* Exercise
Each line that holds the word "title" is to be identified and copied.

* Data shown
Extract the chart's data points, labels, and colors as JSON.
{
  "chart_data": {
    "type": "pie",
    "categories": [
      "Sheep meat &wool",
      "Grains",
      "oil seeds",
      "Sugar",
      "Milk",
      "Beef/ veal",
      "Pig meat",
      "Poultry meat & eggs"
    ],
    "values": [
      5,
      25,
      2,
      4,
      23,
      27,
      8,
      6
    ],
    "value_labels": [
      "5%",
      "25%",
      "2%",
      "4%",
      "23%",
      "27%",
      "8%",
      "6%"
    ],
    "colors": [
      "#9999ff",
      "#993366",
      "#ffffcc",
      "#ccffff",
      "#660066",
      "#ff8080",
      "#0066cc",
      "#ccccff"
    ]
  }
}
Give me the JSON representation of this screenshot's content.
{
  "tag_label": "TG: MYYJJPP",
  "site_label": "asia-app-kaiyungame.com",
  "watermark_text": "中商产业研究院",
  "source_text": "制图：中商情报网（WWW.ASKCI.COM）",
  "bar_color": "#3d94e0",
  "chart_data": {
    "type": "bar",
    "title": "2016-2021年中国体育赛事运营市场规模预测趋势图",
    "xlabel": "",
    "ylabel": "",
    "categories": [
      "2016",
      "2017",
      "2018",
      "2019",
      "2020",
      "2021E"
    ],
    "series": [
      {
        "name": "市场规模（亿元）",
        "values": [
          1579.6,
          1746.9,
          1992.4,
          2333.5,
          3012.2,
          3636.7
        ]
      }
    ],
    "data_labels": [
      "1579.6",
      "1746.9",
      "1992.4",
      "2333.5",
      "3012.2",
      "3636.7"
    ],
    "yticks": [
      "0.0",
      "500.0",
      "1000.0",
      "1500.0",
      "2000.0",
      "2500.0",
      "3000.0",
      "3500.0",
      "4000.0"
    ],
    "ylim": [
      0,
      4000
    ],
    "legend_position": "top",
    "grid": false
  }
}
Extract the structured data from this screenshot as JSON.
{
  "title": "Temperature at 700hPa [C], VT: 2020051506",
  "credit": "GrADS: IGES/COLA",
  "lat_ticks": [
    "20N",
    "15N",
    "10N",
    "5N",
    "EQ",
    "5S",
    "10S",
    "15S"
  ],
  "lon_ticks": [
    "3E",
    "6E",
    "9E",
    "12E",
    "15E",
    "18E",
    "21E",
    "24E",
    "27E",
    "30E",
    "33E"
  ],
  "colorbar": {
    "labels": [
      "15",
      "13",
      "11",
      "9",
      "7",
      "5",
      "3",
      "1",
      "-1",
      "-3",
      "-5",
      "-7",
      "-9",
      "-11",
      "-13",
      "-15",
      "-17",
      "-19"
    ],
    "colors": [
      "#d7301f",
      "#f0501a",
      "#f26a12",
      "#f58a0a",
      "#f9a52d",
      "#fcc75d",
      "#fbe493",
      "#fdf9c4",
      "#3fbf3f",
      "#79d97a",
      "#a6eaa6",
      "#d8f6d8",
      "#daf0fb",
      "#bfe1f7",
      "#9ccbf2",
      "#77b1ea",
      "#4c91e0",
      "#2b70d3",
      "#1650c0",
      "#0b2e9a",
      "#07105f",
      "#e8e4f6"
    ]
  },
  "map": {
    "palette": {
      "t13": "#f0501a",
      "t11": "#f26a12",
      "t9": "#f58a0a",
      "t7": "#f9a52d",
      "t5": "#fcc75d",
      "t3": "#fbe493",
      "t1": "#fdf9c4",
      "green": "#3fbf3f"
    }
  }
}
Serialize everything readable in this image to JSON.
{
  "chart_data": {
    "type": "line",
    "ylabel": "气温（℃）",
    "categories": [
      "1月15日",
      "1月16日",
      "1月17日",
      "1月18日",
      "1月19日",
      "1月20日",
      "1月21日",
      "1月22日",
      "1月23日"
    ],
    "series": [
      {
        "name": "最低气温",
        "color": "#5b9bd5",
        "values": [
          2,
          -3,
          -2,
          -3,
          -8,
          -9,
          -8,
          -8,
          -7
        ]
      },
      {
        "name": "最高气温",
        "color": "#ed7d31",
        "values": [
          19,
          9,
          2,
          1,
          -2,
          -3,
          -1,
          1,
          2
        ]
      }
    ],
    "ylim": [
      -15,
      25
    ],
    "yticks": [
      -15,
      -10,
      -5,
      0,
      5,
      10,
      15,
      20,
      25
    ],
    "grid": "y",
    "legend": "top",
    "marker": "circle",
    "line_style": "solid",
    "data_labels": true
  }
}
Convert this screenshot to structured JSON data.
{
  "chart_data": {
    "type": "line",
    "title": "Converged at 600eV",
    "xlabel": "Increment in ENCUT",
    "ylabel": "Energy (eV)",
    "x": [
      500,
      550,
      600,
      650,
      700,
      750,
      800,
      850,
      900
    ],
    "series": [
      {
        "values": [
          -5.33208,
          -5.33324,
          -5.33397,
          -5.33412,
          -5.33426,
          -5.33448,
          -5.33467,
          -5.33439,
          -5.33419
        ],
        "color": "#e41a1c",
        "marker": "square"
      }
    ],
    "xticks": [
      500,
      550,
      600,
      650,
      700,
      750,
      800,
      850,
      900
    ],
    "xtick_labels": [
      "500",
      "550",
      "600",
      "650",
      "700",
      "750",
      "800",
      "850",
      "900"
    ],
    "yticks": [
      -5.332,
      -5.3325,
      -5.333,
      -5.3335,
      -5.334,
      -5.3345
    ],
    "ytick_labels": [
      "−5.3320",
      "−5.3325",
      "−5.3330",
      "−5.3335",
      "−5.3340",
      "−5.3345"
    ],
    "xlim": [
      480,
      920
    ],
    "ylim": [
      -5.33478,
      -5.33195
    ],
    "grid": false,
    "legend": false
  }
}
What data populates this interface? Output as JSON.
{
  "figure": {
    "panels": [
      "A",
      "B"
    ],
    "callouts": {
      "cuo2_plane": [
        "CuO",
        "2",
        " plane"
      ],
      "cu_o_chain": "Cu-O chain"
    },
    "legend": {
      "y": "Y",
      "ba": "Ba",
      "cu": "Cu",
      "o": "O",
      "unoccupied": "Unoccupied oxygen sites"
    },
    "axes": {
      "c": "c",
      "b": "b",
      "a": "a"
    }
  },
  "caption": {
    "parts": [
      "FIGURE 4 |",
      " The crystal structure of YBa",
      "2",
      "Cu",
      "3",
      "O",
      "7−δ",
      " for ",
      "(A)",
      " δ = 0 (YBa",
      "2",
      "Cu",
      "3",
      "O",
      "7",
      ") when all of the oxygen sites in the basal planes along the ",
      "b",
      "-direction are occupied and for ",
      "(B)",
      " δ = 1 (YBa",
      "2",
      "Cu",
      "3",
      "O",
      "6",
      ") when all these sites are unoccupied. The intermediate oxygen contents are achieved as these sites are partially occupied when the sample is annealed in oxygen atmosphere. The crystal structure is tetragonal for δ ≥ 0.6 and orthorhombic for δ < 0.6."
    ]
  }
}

* Complete output
    "title": "2016-2021年中国体育赛事运营市场规模预测趋势图",
  "title": "Temperature at 700hPa [C], VT: 2020051506",
    "title": "Converged at 600eV",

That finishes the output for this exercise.